-- BEGIN --

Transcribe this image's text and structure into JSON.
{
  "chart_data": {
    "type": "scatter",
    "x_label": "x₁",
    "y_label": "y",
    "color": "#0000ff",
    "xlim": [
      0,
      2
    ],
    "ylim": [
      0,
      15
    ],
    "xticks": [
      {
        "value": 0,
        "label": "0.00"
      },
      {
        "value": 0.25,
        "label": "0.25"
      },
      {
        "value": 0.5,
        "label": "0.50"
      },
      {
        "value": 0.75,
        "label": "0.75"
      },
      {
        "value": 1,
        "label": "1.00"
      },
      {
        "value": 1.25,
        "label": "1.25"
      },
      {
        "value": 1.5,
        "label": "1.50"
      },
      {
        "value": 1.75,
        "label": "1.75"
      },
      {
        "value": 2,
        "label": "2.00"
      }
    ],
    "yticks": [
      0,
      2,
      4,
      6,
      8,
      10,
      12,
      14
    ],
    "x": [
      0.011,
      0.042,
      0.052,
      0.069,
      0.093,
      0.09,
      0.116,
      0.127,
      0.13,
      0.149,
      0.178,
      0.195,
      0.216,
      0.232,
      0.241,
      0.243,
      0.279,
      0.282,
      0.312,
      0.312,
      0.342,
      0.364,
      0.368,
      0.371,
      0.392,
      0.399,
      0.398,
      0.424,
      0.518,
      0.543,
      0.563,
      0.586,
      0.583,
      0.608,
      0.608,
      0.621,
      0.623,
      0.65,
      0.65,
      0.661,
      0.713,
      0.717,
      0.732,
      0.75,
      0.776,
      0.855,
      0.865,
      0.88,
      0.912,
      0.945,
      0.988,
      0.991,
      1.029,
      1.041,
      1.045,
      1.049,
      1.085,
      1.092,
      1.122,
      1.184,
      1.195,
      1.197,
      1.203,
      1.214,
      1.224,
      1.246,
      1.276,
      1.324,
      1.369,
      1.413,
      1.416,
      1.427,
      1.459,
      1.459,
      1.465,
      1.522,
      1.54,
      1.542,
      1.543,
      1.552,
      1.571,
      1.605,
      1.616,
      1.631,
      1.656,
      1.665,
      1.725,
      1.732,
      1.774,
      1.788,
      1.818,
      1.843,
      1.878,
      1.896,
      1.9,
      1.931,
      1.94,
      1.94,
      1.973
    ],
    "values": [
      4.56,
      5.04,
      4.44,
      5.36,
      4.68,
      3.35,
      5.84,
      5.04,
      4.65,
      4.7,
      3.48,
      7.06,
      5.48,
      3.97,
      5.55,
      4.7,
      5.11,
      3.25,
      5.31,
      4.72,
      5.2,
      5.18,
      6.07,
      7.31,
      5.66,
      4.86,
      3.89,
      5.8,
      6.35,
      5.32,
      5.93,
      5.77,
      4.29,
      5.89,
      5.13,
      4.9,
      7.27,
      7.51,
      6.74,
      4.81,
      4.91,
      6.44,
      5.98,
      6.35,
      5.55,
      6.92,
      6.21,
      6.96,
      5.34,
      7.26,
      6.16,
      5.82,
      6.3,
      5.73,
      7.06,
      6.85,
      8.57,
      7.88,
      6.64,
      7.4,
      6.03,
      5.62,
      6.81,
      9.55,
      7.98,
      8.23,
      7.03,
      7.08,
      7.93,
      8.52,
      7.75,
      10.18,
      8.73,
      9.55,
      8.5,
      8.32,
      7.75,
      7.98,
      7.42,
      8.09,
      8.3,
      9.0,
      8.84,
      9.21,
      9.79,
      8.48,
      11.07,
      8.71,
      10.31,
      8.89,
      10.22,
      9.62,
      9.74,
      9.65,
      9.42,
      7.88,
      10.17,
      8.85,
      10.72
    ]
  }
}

-- END --

JOB: From the records above, extract every line exactly as it stands.

ANSWER TO THIS EXERCISE:
Transcribe this image's text and structure into JSON.
{
  "chart_data": {
    "type": "scatter",
    "x_label": "x₁",
    "y_label": "y",
    "color": "#0000ff",
    "xlim": [
      0,
      2
    ],
    "ylim": [
      0,
      15
    ],
    "xticks": [
      {
        "value": 0,
        "label": "0.00"
      },
      {
        "value": 0.25,
        "label": "0.25"
      },
      {
        "value": 0.5,
        "label": "0.50"
      },
      {
        "value": 0.75,
        "label": "0.75"
      },
      {
        "value": 1,
        "label": "1.00"
      },
      {
        "value": 1.25,
        "label": "1.25"
      },
      {
        "value": 1.5,
        "label": "1.50"
      },
      {
        "value": 1.75,
        "label": "1.75"
      },
      {
        "value": 2,
        "label": "2.00"
      }
    ],
    "yticks": [
      0,
      2,
      4,
      6,
      8,
      10,
      12,
      14
    ],
    "x": [
      0.011,
      0.042,
      0.052,
      0.069,
      0.093,
      0.09,
      0.116,
      0.127,
      0.13,
      0.149,
      0.178,
      0.195,
      0.216,
      0.232,
      0.241,
      0.243,
      0.279,
      0.282,
      0.312,
      0.312,
      0.342,
      0.364,
      0.368,
      0.371,
      0.392,
      0.399,
      0.398,
      0.424,
      0.518,
      0.543,
      0.563,
      0.586,
      0.583,
      0.608,
      0.608,
      0.621,
      0.623,
      0.65,
      0.65,
      0.661,
      0.713,
      0.717,
      0.732,
      0.75,
      0.776,
      0.855,
      0.865,
      0.88,
      0.912,
      0.945,
      0.988,
      0.991,
      1.029,
      1.041,
      1.045,
      1.049,
      1.085,
      1.092,
      1.122,
      1.184,
      1.195,
      1.197,
      1.203,
      1.214,
      1.224,
      1.246,
      1.276,
      1.324,
      1.369,
      1.413,
      1.416,
      1.427,
      1.459,
      1.459,
      1.465,
      1.522,
      1.54,
      1.542,
      1.543,
      1.552,
      1.571,
      1.605,
      1.616,
      1.631,
      1.656,
      1.665,
      1.725,
      1.732,
      1.774,
      1.788,
      1.818,
      1.843,
      1.878,
      1.896,
      1.9,
      1.931,
      1.94,
      1.94,
      1.973
    ],
    "values": [
      4.56,
      5.04,
      4.44,
      5.36,
      4.68,
      3.35,
      5.84,
      5.04,
      4.65,
      4.7,
      3.48,
      7.06,
      5.48,
      3.97,
      5.55,
      4.7,
      5.11,
      3.25,
      5.31,
      4.72,
      5.2,
      5.18,
      6.07,
      7.31,
      5.66,
      4.86,
      3.89,
      5.8,
      6.35,
      5.32,
      5.93,
      5.77,
      4.29,
      5.89,
      5.13,
      4.9,
      7.27,
      7.51,
      6.74,
      4.81,
      4.91,
      6.44,
      5.98,
      6.35,
      5.55,
      6.92,
      6.21,
      6.96,
      5.34,
      7.26,
      6.16,
      5.82,
      6.3,
      5.73,
      7.06,
      6.85,
      8.57,
      7.88,
      6.64,
      7.4,
      6.03,
      5.62,
      6.81,
      9.55,
      7.98,
      8.23,
      7.03,
      7.08,
      7.93,
      8.52,
      7.75,
      10.18,
      8.73,
      9.55,
      8.5,
      8.32,
      7.75,
      7.98,
      7.42,
      8.09,
      8.3,
      9.0,
      8.84,
      9.21,
      9.79,
      8.48,
      11.07,
      8.71,
      10.31,
      8.89,
      10.22,
      9.62,
      9.74,
      9.65,
      9.42,
      7.88,
      10.17,
      8.85,
      10.72
    ]
  }
}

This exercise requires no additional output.